# Brief:
Find all the lines with "title" and gather them.

* begin *

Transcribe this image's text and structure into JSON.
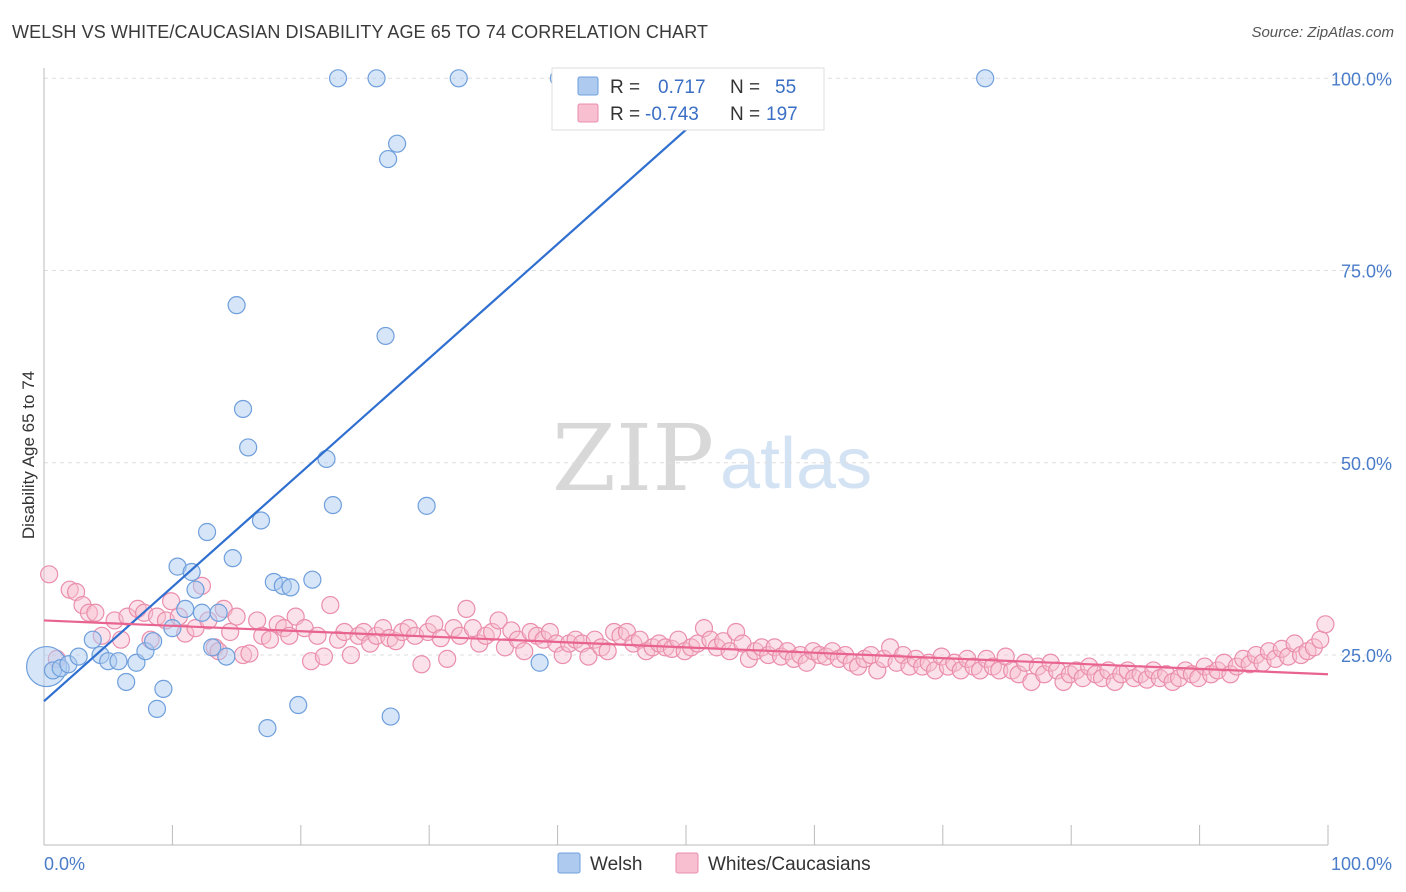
{
  "title": "WELSH VS WHITE/CAUCASIAN DISABILITY AGE 65 TO 74 CORRELATION CHART",
  "source": "Source: ZipAtlas.com",
  "watermark": {
    "zip": "ZIP",
    "atlas": "atlas"
  },
  "colors": {
    "welsh_fill": "#aecbef",
    "welsh_stroke": "#6f9fdc",
    "welsh_line": "#2f6fd0",
    "white_fill": "#f7bfd0",
    "white_stroke": "#ea8eac",
    "white_line": "#e8638f",
    "grid": "#dddddd",
    "tick_text": "#4a7cc9"
  },
  "legend": {
    "rows": [
      {
        "r_label": "R =",
        "r_value": "0.717",
        "n_label": "N =",
        "n_value": "55"
      },
      {
        "r_label": "R =",
        "r_value": "-0.743",
        "n_label": "N =",
        "n_value": "197"
      }
    ]
  },
  "chart_data": {
    "type": "scatter",
    "title": "WELSH VS WHITE/CAUCASIAN DISABILITY AGE 65 TO 74 CORRELATION CHART",
    "xlabel": "",
    "ylabel": "Disability Age 65 to 74",
    "xlim": [
      0,
      100
    ],
    "ylim": [
      0,
      102
    ],
    "x_tick_labels": [
      "0.0%",
      "100.0%"
    ],
    "y_ticks": [
      25,
      50,
      75,
      100
    ],
    "y_tick_labels": [
      "25.0%",
      "50.0%",
      "75.0%",
      "100.0%"
    ],
    "grid": "horizontal dashed",
    "legend_position": "top-center",
    "series": [
      {
        "name": "Welsh",
        "r": 0.717,
        "n": 55,
        "trend": [
          [
            0,
            19.0
          ],
          [
            54.5,
            100
          ]
        ],
        "points": [
          [
            0.2,
            23.5
          ],
          [
            0.7,
            23.0
          ],
          [
            1.3,
            23.3
          ],
          [
            1.9,
            23.8
          ],
          [
            2.7,
            24.8
          ],
          [
            3.8,
            27.0
          ],
          [
            4.4,
            25.0
          ],
          [
            5.0,
            24.2
          ],
          [
            5.8,
            24.2
          ],
          [
            6.4,
            21.5
          ],
          [
            7.2,
            24.0
          ],
          [
            7.9,
            25.5
          ],
          [
            8.5,
            26.8
          ],
          [
            8.8,
            18.0
          ],
          [
            9.3,
            20.6
          ],
          [
            10.0,
            28.5
          ],
          [
            10.4,
            36.5
          ],
          [
            11.0,
            31.0
          ],
          [
            11.5,
            35.8
          ],
          [
            11.8,
            33.5
          ],
          [
            12.3,
            30.5
          ],
          [
            12.7,
            41.0
          ],
          [
            13.1,
            26.0
          ],
          [
            13.6,
            30.5
          ],
          [
            14.2,
            24.8
          ],
          [
            14.7,
            37.6
          ],
          [
            15.0,
            70.5
          ],
          [
            15.5,
            57.0
          ],
          [
            15.9,
            52.0
          ],
          [
            16.9,
            42.5
          ],
          [
            17.4,
            15.5
          ],
          [
            17.9,
            34.5
          ],
          [
            18.6,
            34.0
          ],
          [
            19.2,
            33.8
          ],
          [
            19.8,
            18.5
          ],
          [
            20.9,
            34.8
          ],
          [
            22.0,
            50.5
          ],
          [
            22.5,
            44.5
          ],
          [
            22.9,
            100
          ],
          [
            25.9,
            100
          ],
          [
            26.6,
            66.5
          ],
          [
            27.0,
            17.0
          ],
          [
            26.8,
            89.5
          ],
          [
            27.5,
            91.5
          ],
          [
            29.8,
            44.4
          ],
          [
            32.3,
            100
          ],
          [
            38.6,
            24.0
          ],
          [
            40.1,
            100
          ],
          [
            54.0,
            100
          ],
          [
            54.5,
            100
          ],
          [
            73.3,
            100
          ]
        ]
      },
      {
        "name": "Whites/Caucasians",
        "r": -0.743,
        "n": 197,
        "trend": [
          [
            0,
            29.5
          ],
          [
            100,
            22.5
          ]
        ],
        "points": [
          [
            0.4,
            35.5
          ],
          [
            2.0,
            33.5
          ],
          [
            2.5,
            33.2
          ],
          [
            3.0,
            31.5
          ],
          [
            3.5,
            30.5
          ],
          [
            4.0,
            30.5
          ],
          [
            4.5,
            27.5
          ],
          [
            5.5,
            29.5
          ],
          [
            6.0,
            27.0
          ],
          [
            6.5,
            30.0
          ],
          [
            7.3,
            31.0
          ],
          [
            7.8,
            30.5
          ],
          [
            8.3,
            27.0
          ],
          [
            8.8,
            30.0
          ],
          [
            9.5,
            29.5
          ],
          [
            9.9,
            32.0
          ],
          [
            10.5,
            30.0
          ],
          [
            11.0,
            27.8
          ],
          [
            11.8,
            28.5
          ],
          [
            12.3,
            34.0
          ],
          [
            12.8,
            29.5
          ],
          [
            13.3,
            26.0
          ],
          [
            13.6,
            25.5
          ],
          [
            14.0,
            31.0
          ],
          [
            14.5,
            28.0
          ],
          [
            15.0,
            30.0
          ],
          [
            15.5,
            25.0
          ],
          [
            16.0,
            25.2
          ],
          [
            16.6,
            29.5
          ],
          [
            17.0,
            27.5
          ],
          [
            17.6,
            27.0
          ],
          [
            18.2,
            29.0
          ],
          [
            18.7,
            28.5
          ],
          [
            19.1,
            27.5
          ],
          [
            19.6,
            30.0
          ],
          [
            20.3,
            28.5
          ],
          [
            20.8,
            24.2
          ],
          [
            21.3,
            27.5
          ],
          [
            21.8,
            24.8
          ],
          [
            22.3,
            31.5
          ],
          [
            22.9,
            27.0
          ],
          [
            23.4,
            28.0
          ],
          [
            23.9,
            25.0
          ],
          [
            24.5,
            27.5
          ],
          [
            24.9,
            28.0
          ],
          [
            25.4,
            26.5
          ],
          [
            25.9,
            27.5
          ],
          [
            26.4,
            28.5
          ],
          [
            26.9,
            27.2
          ],
          [
            27.4,
            26.8
          ],
          [
            27.9,
            28.0
          ],
          [
            28.4,
            28.5
          ],
          [
            28.9,
            27.5
          ],
          [
            29.4,
            23.8
          ],
          [
            29.9,
            28.0
          ],
          [
            30.4,
            29.0
          ],
          [
            30.9,
            27.2
          ],
          [
            31.4,
            24.5
          ],
          [
            31.9,
            28.5
          ],
          [
            32.4,
            27.5
          ],
          [
            32.9,
            31.0
          ],
          [
            33.4,
            28.5
          ],
          [
            33.9,
            26.5
          ],
          [
            34.4,
            27.5
          ],
          [
            34.9,
            28.0
          ],
          [
            35.4,
            29.5
          ],
          [
            35.9,
            26.0
          ],
          [
            36.4,
            28.2
          ],
          [
            36.9,
            27.0
          ],
          [
            37.4,
            25.5
          ],
          [
            37.9,
            28.0
          ],
          [
            38.4,
            27.5
          ],
          [
            38.9,
            27.0
          ],
          [
            39.4,
            28.0
          ],
          [
            39.9,
            26.5
          ],
          [
            40.4,
            25.0
          ],
          [
            40.9,
            26.5
          ],
          [
            41.4,
            27.0
          ],
          [
            41.9,
            26.5
          ],
          [
            42.4,
            24.8
          ],
          [
            42.9,
            27.0
          ],
          [
            43.4,
            26.0
          ],
          [
            43.9,
            25.5
          ],
          [
            44.4,
            28.0
          ],
          [
            44.9,
            27.5
          ],
          [
            45.4,
            28.0
          ],
          [
            45.9,
            26.5
          ],
          [
            46.4,
            27.0
          ],
          [
            46.9,
            25.5
          ],
          [
            47.4,
            26.0
          ],
          [
            47.9,
            26.5
          ],
          [
            48.4,
            26.0
          ],
          [
            48.9,
            25.8
          ],
          [
            49.4,
            27.0
          ],
          [
            49.9,
            25.5
          ],
          [
            50.4,
            26.0
          ],
          [
            50.9,
            26.5
          ],
          [
            51.4,
            28.5
          ],
          [
            51.9,
            27.0
          ],
          [
            52.4,
            26.0
          ],
          [
            52.9,
            26.8
          ],
          [
            53.4,
            25.5
          ],
          [
            53.9,
            28.0
          ],
          [
            54.4,
            26.5
          ],
          [
            54.9,
            24.5
          ],
          [
            55.4,
            25.5
          ],
          [
            55.9,
            26.0
          ],
          [
            56.4,
            25.0
          ],
          [
            56.9,
            26.0
          ],
          [
            57.4,
            24.8
          ],
          [
            57.9,
            25.5
          ],
          [
            58.4,
            24.5
          ],
          [
            58.9,
            25.0
          ],
          [
            59.4,
            24.0
          ],
          [
            59.9,
            25.5
          ],
          [
            60.4,
            25.0
          ],
          [
            60.9,
            24.8
          ],
          [
            61.4,
            25.5
          ],
          [
            61.9,
            24.5
          ],
          [
            62.4,
            25.0
          ],
          [
            62.9,
            24.0
          ],
          [
            63.4,
            23.5
          ],
          [
            63.9,
            24.5
          ],
          [
            64.4,
            25.0
          ],
          [
            64.9,
            23.0
          ],
          [
            65.4,
            24.5
          ],
          [
            65.9,
            26.0
          ],
          [
            66.4,
            24.0
          ],
          [
            66.9,
            25.0
          ],
          [
            67.4,
            23.5
          ],
          [
            67.9,
            24.5
          ],
          [
            68.4,
            23.5
          ],
          [
            68.9,
            24.0
          ],
          [
            69.4,
            23.0
          ],
          [
            69.9,
            24.8
          ],
          [
            70.4,
            23.5
          ],
          [
            70.9,
            24.0
          ],
          [
            71.4,
            23.0
          ],
          [
            71.9,
            24.5
          ],
          [
            72.4,
            23.5
          ],
          [
            72.9,
            23.0
          ],
          [
            73.4,
            24.5
          ],
          [
            73.9,
            23.5
          ],
          [
            74.4,
            23.0
          ],
          [
            74.9,
            24.8
          ],
          [
            75.4,
            23.0
          ],
          [
            75.9,
            22.5
          ],
          [
            76.4,
            24.0
          ],
          [
            76.9,
            21.5
          ],
          [
            77.4,
            23.5
          ],
          [
            77.9,
            22.5
          ],
          [
            78.4,
            24.0
          ],
          [
            78.9,
            23.0
          ],
          [
            79.4,
            21.5
          ],
          [
            79.9,
            22.5
          ],
          [
            80.4,
            23.0
          ],
          [
            80.9,
            22.0
          ],
          [
            81.4,
            23.5
          ],
          [
            81.9,
            22.5
          ],
          [
            82.4,
            22.0
          ],
          [
            82.9,
            23.0
          ],
          [
            83.4,
            21.5
          ],
          [
            83.9,
            22.5
          ],
          [
            84.4,
            23.0
          ],
          [
            84.9,
            22.0
          ],
          [
            85.4,
            22.5
          ],
          [
            85.9,
            21.8
          ],
          [
            86.4,
            23.0
          ],
          [
            86.9,
            22.0
          ],
          [
            87.4,
            22.5
          ],
          [
            87.9,
            21.5
          ],
          [
            88.4,
            22.0
          ],
          [
            88.9,
            23.0
          ],
          [
            89.4,
            22.5
          ],
          [
            89.9,
            22.0
          ],
          [
            90.4,
            23.5
          ],
          [
            90.9,
            22.5
          ],
          [
            91.4,
            23.0
          ],
          [
            91.9,
            24.0
          ],
          [
            92.4,
            22.5
          ],
          [
            92.9,
            23.5
          ],
          [
            93.4,
            24.5
          ],
          [
            93.9,
            23.8
          ],
          [
            94.4,
            25.0
          ],
          [
            94.9,
            24.0
          ],
          [
            95.4,
            25.5
          ],
          [
            95.9,
            24.5
          ],
          [
            96.4,
            25.8
          ],
          [
            96.9,
            24.8
          ],
          [
            97.4,
            26.5
          ],
          [
            97.9,
            25.0
          ],
          [
            98.4,
            25.5
          ],
          [
            98.9,
            26.0
          ],
          [
            99.4,
            27.0
          ],
          [
            99.8,
            29.0
          ],
          [
            1.0,
            24.5
          ]
        ]
      }
    ]
  }
}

* end *

# Result for this task:
  "title": "WELSH VS WHITE/CAUCASIAN DISABILITY AGE 65 TO 74 CORRELATION CHART",
    "title": "WELSH VS WHITE/CAUCASIAN DISABILITY AGE 65 TO 74 CORRELATION CHART",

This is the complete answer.